# [GIVEN EXERCISE]
Report each line of the data that has "files" somewhere in it.

Collected data
= = = =

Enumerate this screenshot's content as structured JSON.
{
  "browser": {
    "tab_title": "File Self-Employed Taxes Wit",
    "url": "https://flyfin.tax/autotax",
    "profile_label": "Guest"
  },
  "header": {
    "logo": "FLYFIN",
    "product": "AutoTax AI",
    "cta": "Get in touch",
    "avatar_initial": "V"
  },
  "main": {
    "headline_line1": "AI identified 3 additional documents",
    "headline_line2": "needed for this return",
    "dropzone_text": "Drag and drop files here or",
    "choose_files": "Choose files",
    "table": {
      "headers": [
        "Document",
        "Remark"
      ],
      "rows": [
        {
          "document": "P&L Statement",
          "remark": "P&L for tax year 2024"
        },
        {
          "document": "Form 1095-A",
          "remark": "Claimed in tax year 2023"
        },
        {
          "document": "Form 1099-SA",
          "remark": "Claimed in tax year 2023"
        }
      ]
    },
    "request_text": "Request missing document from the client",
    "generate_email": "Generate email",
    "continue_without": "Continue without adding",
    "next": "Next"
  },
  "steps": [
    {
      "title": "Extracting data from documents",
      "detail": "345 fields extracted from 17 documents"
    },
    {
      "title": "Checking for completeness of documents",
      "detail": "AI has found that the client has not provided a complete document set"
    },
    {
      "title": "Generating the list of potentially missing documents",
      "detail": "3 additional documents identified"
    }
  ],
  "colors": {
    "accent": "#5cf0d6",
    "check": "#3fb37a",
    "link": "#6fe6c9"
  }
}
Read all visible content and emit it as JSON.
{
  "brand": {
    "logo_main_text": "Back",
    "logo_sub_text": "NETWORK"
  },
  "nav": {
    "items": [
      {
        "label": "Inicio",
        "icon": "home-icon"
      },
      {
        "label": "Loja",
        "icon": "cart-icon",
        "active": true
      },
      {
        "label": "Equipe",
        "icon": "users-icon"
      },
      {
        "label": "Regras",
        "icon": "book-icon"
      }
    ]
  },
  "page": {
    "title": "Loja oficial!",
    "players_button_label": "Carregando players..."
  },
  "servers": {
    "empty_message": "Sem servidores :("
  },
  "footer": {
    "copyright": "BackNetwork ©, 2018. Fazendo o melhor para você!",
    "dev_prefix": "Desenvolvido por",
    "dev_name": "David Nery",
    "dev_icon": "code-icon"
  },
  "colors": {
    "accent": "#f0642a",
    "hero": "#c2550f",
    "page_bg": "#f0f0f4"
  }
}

= = = =

# [ANSWER TO THE PROBLEM]
    "dropzone_text": "Drag and drop files here or",
    "choose_files": "Choose files",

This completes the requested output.